* _Task statement_
Copy each line below that includes "MATIO".

* _Dataset extract_
++++
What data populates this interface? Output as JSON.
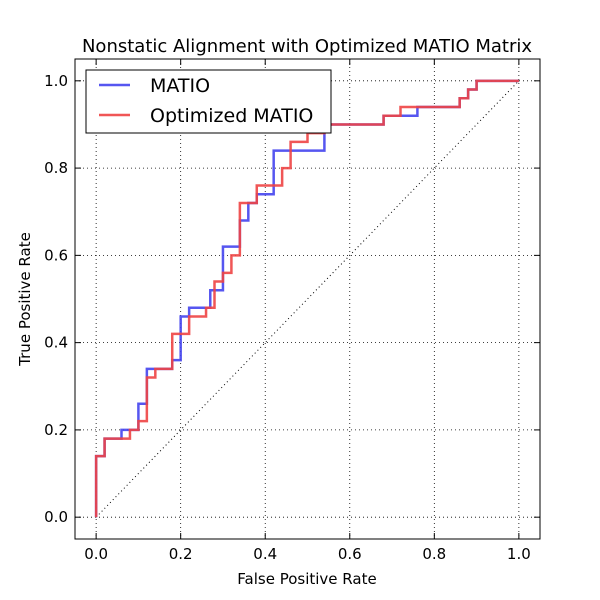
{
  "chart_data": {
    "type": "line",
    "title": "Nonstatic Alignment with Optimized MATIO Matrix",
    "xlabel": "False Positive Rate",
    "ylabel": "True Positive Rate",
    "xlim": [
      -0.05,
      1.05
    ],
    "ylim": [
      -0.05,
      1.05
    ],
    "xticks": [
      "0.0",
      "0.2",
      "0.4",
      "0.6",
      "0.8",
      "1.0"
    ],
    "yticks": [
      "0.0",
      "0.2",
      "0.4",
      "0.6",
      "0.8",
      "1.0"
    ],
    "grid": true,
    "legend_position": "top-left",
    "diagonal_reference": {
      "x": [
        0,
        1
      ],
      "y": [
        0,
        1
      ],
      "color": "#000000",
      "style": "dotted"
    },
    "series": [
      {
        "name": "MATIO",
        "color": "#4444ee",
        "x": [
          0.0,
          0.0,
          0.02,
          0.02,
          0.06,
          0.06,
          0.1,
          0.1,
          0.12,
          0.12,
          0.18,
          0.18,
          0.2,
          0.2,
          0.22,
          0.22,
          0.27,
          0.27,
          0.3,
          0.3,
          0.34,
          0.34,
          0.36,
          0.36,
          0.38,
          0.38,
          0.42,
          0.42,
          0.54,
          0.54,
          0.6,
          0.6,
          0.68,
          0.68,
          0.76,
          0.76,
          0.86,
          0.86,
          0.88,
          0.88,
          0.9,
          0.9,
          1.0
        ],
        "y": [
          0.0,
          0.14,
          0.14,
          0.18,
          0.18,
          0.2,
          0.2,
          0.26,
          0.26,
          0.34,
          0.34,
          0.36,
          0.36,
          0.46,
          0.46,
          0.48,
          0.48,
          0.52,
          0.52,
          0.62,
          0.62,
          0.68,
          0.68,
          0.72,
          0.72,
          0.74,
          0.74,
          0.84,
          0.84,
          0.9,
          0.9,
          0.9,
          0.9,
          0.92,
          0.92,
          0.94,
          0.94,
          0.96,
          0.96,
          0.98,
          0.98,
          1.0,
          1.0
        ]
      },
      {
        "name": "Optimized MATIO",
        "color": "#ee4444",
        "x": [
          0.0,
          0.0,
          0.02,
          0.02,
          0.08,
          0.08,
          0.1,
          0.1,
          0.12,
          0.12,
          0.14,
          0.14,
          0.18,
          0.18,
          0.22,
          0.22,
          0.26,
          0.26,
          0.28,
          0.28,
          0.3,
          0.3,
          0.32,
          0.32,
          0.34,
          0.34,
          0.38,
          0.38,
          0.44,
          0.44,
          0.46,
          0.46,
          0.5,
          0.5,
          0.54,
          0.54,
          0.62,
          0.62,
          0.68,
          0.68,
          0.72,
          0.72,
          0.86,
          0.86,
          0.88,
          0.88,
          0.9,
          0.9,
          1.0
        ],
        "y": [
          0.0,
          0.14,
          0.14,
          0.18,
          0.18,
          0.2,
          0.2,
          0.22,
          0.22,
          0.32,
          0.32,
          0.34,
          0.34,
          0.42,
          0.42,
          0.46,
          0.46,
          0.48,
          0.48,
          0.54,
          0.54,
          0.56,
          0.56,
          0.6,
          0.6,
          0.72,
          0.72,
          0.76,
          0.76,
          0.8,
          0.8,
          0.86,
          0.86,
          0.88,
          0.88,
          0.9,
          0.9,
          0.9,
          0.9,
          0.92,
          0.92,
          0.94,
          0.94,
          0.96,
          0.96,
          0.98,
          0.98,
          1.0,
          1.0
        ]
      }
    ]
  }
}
++++
* _Full solution_
    "title": "Nonstatic Alignment with Optimized MATIO Matrix",
        "name": "MATIO",
        "name": "Optimized MATIO",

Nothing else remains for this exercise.